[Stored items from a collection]

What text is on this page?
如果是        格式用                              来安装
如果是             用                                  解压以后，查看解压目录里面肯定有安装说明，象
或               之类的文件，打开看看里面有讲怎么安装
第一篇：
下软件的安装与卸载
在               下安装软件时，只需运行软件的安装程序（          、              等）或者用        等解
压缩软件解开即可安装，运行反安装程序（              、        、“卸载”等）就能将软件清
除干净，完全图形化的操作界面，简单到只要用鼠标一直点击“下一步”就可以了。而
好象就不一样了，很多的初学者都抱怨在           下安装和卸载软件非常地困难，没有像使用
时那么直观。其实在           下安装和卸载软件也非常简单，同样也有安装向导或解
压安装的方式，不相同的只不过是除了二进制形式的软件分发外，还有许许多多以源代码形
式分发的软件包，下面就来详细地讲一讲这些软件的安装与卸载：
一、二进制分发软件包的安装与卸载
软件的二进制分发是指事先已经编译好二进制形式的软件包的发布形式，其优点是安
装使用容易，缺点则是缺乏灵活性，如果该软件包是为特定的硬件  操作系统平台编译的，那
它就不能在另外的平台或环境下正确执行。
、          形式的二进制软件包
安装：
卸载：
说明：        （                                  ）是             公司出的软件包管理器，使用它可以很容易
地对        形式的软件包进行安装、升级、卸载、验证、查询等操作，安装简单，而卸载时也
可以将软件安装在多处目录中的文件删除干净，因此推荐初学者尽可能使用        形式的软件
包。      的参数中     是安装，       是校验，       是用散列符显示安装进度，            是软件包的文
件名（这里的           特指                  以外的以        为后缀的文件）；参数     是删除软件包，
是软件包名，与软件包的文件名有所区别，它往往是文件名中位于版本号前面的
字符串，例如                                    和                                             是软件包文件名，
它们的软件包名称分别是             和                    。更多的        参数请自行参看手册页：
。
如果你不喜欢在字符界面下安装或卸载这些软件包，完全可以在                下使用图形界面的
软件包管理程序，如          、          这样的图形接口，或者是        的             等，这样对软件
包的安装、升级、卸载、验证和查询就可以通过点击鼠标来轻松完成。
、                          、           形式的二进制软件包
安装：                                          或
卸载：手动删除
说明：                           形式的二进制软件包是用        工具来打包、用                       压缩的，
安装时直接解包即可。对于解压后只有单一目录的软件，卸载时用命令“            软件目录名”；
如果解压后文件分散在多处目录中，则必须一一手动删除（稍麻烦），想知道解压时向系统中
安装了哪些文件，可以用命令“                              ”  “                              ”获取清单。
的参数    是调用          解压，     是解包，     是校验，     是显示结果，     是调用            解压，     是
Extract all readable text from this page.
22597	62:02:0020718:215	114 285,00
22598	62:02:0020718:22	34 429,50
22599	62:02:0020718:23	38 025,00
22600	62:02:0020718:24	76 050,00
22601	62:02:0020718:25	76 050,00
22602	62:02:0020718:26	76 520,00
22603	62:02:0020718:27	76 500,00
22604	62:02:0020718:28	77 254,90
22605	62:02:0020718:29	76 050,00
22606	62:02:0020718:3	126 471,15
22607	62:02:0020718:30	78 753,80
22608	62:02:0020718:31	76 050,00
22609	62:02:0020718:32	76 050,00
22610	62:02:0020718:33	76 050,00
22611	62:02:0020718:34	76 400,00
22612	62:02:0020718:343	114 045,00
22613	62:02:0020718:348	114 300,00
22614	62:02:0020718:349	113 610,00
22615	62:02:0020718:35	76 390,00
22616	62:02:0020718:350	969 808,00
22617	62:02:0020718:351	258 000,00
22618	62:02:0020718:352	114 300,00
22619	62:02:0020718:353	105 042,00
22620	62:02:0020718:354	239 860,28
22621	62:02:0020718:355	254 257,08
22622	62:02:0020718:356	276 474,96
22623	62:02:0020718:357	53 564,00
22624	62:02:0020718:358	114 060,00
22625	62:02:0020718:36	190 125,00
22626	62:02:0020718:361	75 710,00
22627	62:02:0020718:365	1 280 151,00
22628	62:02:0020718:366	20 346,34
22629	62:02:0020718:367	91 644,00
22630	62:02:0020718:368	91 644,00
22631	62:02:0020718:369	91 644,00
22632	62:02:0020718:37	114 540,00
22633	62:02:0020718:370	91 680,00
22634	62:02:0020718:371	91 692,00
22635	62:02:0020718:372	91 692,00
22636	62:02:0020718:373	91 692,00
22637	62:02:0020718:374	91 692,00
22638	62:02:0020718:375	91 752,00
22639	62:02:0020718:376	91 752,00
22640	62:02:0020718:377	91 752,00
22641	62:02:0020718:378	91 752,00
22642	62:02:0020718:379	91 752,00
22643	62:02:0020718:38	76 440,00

**Task details**
Which lines contain the word "text"? Copy each one.

**Final answer**
What text is on this page?
Extract all readable text from this page.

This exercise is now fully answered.